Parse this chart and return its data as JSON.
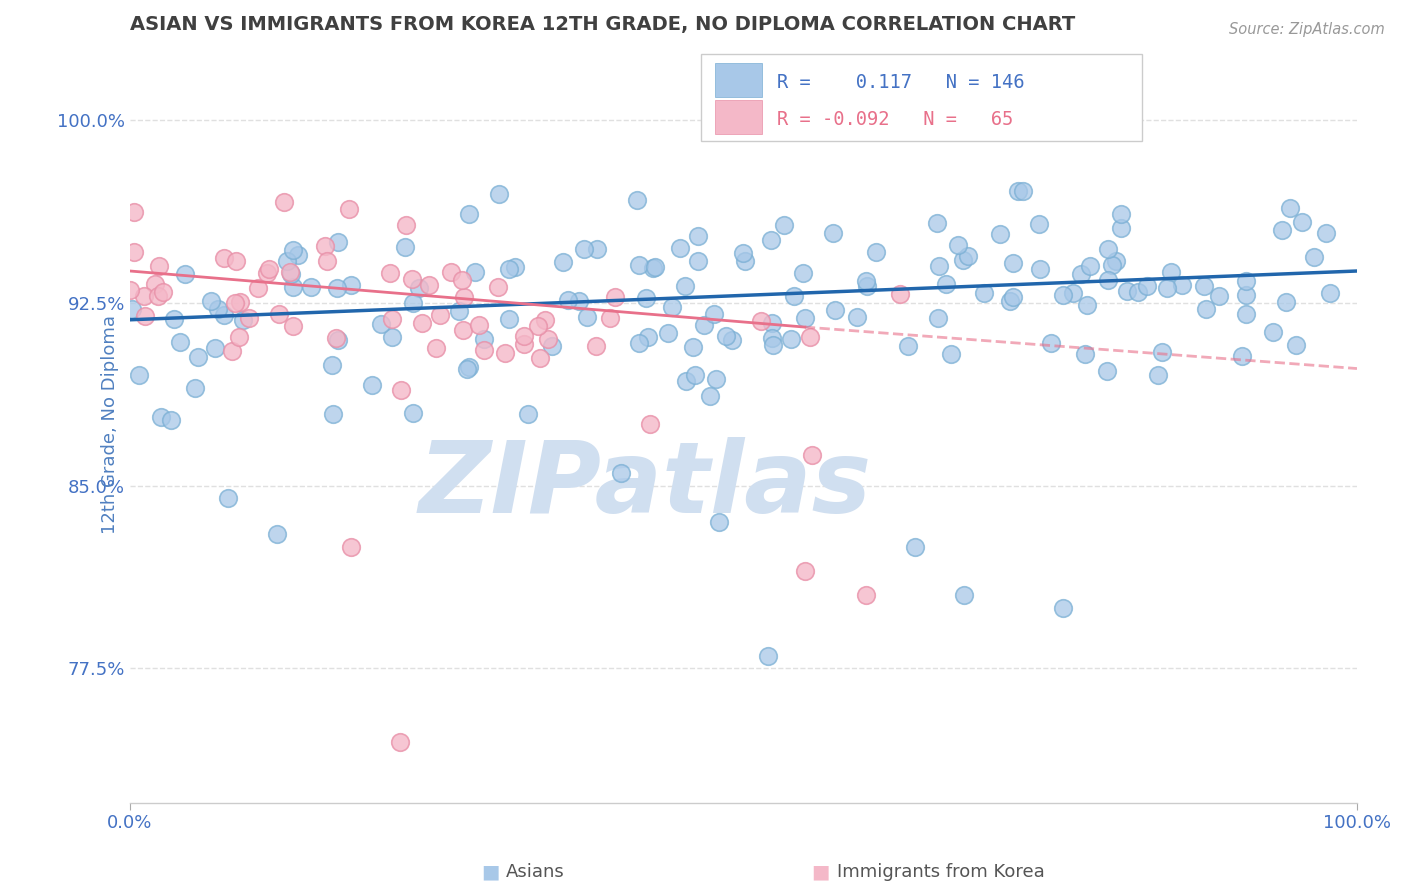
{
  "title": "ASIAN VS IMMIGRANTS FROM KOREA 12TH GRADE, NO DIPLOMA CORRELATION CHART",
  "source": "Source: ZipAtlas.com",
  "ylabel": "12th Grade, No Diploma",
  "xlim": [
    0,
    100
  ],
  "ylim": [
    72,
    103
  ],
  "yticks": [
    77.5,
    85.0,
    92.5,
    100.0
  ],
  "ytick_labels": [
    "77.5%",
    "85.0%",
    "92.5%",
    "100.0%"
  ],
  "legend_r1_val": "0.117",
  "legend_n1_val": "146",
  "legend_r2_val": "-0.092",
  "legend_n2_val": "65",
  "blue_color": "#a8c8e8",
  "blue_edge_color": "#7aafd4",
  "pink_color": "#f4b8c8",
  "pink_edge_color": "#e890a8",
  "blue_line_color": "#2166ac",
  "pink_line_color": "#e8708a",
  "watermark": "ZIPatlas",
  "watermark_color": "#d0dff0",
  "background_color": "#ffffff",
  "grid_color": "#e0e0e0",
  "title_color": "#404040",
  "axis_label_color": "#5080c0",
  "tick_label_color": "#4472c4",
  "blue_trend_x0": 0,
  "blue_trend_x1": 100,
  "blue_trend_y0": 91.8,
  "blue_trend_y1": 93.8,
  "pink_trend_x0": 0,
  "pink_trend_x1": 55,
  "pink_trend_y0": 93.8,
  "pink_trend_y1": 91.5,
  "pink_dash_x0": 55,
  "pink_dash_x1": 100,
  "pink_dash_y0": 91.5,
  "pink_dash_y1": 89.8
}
____________
Make an exact reproduction of the listing above, without any pictures.

Parse this chart and return its data as JSON.
{
  "title": "ASIAN VS IMMIGRANTS FROM KOREA 12TH GRADE, NO DIPLOMA CORRELATION CHART",
  "source": "Source: ZipAtlas.com",
  "ylabel": "12th Grade, No Diploma",
  "xlim": [
    0,
    100
  ],
  "ylim": [
    72,
    103
  ],
  "yticks": [
    77.5,
    85.0,
    92.5,
    100.0
  ],
  "ytick_labels": [
    "77.5%",
    "85.0%",
    "92.5%",
    "100.0%"
  ],
  "legend_r1_val": "0.117",
  "legend_n1_val": "146",
  "legend_r2_val": "-0.092",
  "legend_n2_val": "65",
  "blue_color": "#a8c8e8",
  "blue_edge_color": "#7aafd4",
  "pink_color": "#f4b8c8",
  "pink_edge_color": "#e890a8",
  "blue_line_color": "#2166ac",
  "pink_line_color": "#e8708a",
  "watermark": "ZIPatlas",
  "watermark_color": "#d0dff0",
  "background_color": "#ffffff",
  "grid_color": "#e0e0e0",
  "title_color": "#404040",
  "axis_label_color": "#5080c0",
  "tick_label_color": "#4472c4",
  "blue_trend_x0": 0,
  "blue_trend_x1": 100,
  "blue_trend_y0": 91.8,
  "blue_trend_y1": 93.8,
  "pink_trend_x0": 0,
  "pink_trend_x1": 55,
  "pink_trend_y0": 93.8,
  "pink_trend_y1": 91.5,
  "pink_dash_x0": 55,
  "pink_dash_x1": 100,
  "pink_dash_y0": 91.5,
  "pink_dash_y1": 89.8
}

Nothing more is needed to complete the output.